--- Begin Dataset records ---

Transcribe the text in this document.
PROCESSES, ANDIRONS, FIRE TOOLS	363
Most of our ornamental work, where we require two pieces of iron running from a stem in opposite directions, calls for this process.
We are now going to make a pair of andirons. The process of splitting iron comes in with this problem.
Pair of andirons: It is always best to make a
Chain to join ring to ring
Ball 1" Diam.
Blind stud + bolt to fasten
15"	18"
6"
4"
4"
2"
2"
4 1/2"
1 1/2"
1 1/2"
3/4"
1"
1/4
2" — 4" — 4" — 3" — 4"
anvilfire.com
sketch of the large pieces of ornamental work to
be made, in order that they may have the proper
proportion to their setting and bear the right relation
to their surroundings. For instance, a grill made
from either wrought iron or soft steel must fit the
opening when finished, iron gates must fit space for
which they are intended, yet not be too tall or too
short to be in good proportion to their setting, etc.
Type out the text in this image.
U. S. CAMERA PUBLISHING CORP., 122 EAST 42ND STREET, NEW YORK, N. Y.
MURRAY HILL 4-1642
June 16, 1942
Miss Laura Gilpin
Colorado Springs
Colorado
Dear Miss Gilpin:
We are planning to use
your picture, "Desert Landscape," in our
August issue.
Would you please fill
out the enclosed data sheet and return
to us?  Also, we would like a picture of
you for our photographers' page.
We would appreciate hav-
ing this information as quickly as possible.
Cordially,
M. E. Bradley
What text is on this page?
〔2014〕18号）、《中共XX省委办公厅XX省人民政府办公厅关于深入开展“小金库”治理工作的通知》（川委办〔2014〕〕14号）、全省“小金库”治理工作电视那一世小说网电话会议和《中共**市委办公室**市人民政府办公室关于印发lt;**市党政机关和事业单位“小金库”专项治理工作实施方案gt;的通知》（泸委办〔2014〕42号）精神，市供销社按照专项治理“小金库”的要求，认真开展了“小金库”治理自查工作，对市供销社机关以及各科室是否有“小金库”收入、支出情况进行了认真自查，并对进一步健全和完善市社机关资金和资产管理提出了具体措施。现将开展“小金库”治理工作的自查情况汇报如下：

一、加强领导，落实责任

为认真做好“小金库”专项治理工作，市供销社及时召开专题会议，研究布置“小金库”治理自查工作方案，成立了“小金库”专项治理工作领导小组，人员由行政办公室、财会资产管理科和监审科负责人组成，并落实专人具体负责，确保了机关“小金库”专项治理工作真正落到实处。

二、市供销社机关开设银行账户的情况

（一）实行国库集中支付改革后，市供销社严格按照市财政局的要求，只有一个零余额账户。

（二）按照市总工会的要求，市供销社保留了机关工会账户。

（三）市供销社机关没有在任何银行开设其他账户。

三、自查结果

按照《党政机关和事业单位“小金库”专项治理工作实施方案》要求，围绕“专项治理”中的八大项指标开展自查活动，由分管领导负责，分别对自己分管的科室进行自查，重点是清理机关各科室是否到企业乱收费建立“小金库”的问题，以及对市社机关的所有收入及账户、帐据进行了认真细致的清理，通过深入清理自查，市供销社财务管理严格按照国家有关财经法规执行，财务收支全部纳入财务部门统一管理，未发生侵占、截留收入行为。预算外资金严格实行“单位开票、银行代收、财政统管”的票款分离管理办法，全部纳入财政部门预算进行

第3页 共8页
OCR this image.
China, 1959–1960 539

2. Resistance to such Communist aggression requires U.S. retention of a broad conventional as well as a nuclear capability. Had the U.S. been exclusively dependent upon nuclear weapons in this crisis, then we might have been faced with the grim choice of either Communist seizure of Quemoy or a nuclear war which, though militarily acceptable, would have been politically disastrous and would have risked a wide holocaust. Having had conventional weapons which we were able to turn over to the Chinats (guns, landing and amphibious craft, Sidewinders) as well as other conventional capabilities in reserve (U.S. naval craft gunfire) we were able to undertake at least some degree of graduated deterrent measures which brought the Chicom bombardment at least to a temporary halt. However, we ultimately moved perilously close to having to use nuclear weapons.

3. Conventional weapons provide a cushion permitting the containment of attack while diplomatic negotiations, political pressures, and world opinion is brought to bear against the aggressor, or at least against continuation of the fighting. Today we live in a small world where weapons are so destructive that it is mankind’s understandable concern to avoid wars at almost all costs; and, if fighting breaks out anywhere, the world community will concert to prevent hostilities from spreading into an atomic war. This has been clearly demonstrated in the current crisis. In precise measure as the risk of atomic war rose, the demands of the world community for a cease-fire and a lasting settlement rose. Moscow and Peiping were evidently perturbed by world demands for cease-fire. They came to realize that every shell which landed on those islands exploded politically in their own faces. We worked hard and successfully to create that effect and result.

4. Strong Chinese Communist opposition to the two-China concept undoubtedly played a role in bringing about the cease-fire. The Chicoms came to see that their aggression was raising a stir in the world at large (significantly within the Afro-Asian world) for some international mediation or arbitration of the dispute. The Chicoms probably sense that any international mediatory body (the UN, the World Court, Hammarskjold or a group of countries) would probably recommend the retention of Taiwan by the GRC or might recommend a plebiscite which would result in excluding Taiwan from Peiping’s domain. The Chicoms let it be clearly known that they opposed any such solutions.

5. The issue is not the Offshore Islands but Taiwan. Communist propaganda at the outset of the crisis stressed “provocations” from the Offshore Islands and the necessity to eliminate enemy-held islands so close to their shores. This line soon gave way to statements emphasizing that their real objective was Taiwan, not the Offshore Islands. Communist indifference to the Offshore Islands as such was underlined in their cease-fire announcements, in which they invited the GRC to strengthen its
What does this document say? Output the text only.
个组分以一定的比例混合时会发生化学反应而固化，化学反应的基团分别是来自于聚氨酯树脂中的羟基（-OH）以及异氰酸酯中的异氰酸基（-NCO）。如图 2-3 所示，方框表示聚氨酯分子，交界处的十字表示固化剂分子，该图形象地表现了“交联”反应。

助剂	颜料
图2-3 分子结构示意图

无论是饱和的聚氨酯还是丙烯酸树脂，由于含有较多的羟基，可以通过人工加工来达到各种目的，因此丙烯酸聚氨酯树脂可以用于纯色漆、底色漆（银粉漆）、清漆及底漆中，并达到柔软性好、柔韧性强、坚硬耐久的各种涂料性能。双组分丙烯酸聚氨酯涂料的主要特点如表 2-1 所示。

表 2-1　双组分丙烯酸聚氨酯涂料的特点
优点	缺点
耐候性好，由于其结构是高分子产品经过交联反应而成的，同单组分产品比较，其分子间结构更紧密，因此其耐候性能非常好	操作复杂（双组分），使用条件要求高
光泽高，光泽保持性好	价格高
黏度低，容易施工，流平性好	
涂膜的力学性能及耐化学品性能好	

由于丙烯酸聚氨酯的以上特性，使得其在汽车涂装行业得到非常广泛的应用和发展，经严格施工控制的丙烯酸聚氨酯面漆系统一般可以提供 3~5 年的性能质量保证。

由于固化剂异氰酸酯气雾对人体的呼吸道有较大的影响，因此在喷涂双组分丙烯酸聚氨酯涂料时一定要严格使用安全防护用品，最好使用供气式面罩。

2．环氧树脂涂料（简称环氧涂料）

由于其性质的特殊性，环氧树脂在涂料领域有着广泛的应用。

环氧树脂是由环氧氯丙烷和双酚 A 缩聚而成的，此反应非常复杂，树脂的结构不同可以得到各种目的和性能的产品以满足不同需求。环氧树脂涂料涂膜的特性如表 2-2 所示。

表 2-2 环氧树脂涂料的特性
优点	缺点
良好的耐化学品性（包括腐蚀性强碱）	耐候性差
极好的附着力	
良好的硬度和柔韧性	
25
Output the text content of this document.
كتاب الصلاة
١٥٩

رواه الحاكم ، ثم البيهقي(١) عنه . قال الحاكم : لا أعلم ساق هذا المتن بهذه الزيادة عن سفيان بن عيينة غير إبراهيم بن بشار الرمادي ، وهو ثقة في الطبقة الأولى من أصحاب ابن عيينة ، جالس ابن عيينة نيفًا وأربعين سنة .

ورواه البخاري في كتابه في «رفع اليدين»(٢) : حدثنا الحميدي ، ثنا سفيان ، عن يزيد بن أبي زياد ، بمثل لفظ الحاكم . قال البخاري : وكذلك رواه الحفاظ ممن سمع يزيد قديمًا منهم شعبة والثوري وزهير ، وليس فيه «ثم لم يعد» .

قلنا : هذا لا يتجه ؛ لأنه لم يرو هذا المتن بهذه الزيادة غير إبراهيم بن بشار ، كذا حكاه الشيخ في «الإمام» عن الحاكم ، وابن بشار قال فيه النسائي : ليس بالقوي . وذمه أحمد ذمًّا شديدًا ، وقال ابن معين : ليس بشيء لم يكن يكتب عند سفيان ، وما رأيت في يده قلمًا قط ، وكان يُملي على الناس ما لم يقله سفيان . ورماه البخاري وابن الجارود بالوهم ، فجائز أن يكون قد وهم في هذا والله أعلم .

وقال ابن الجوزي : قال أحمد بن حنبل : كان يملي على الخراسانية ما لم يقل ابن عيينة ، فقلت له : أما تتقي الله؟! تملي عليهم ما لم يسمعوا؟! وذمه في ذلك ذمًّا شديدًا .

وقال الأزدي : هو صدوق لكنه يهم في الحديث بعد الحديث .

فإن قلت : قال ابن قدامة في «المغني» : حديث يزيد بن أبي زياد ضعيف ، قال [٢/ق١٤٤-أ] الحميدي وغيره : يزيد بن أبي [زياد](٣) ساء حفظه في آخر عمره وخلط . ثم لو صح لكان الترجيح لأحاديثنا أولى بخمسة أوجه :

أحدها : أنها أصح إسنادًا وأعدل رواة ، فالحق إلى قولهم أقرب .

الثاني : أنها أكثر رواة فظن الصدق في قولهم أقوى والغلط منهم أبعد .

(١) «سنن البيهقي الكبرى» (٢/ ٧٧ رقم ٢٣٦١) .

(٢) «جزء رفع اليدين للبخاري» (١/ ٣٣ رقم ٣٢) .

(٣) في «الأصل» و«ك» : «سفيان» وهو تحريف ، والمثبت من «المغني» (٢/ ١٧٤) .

--- End Dataset records ---

● **Short task**: Output exactly the lines above, from the one holding "Output the text content of this document." through the end of the data, including the first and last.

● **Result of this task**:
Output the text content of this document.
كتاب الصلاة
١٥٩

رواه الحاكم ، ثم البيهقي(١) عنه . قال الحاكم : لا أعلم ساق هذا المتن بهذه الزيادة عن سفيان بن عيينة غير إبراهيم بن بشار الرمادي ، وهو ثقة في الطبقة الأولى من أصحاب ابن عيينة ، جالس ابن عيينة نيفًا وأربعين سنة .

ورواه البخاري في كتابه في «رفع اليدين»(٢) : حدثنا الحميدي ، ثنا سفيان ، عن يزيد بن أبي زياد ، بمثل لفظ الحاكم . قال البخاري : وكذلك رواه الحفاظ ممن سمع يزيد قديمًا منهم شعبة والثوري وزهير ، وليس فيه «ثم لم يعد» .

قلنا : هذا لا يتجه ؛ لأنه لم يرو هذا المتن بهذه الزيادة غير إبراهيم بن بشار ، كذا حكاه الشيخ في «الإمام» عن الحاكم ، وابن بشار قال فيه النسائي : ليس بالقوي . وذمه أحمد ذمًّا شديدًا ، وقال ابن معين : ليس بشيء لم يكن يكتب عند سفيان ، وما رأيت في يده قلمًا قط ، وكان يُملي على الناس ما لم يقله سفيان . ورماه البخاري وابن الجارود بالوهم ، فجائز أن يكون قد وهم في هذا والله أعلم .

وقال ابن الجوزي : قال أحمد بن حنبل : كان يملي على الخراسانية ما لم يقل ابن عيينة ، فقلت له : أما تتقي الله؟! تملي عليهم ما لم يسمعوا؟! وذمه في ذلك ذمًّا شديدًا .

وقال الأزدي : هو صدوق لكنه يهم في الحديث بعد الحديث .

فإن قلت : قال ابن قدامة في «المغني» : حديث يزيد بن أبي زياد ضعيف ، قال [٢/ق١٤٤-أ] الحميدي وغيره : يزيد بن أبي [زياد](٣) ساء حفظه في آخر عمره وخلط . ثم لو صح لكان الترجيح لأحاديثنا أولى بخمسة أوجه :

أحدها : أنها أصح إسنادًا وأعدل رواة ، فالحق إلى قولهم أقرب .

الثاني : أنها أكثر رواة فظن الصدق في قولهم أقوى والغلط منهم أبعد .

(١) «سنن البيهقي الكبرى» (٢/ ٧٧ رقم ٢٣٦١) .

(٢) «جزء رفع اليدين للبخاري» (١/ ٣٣ رقم ٣٢) .

(٣) في «الأصل» و«ك» : «سفيان» وهو تحريف ، والمثبت من «المغني» (٢/ ١٧٤) .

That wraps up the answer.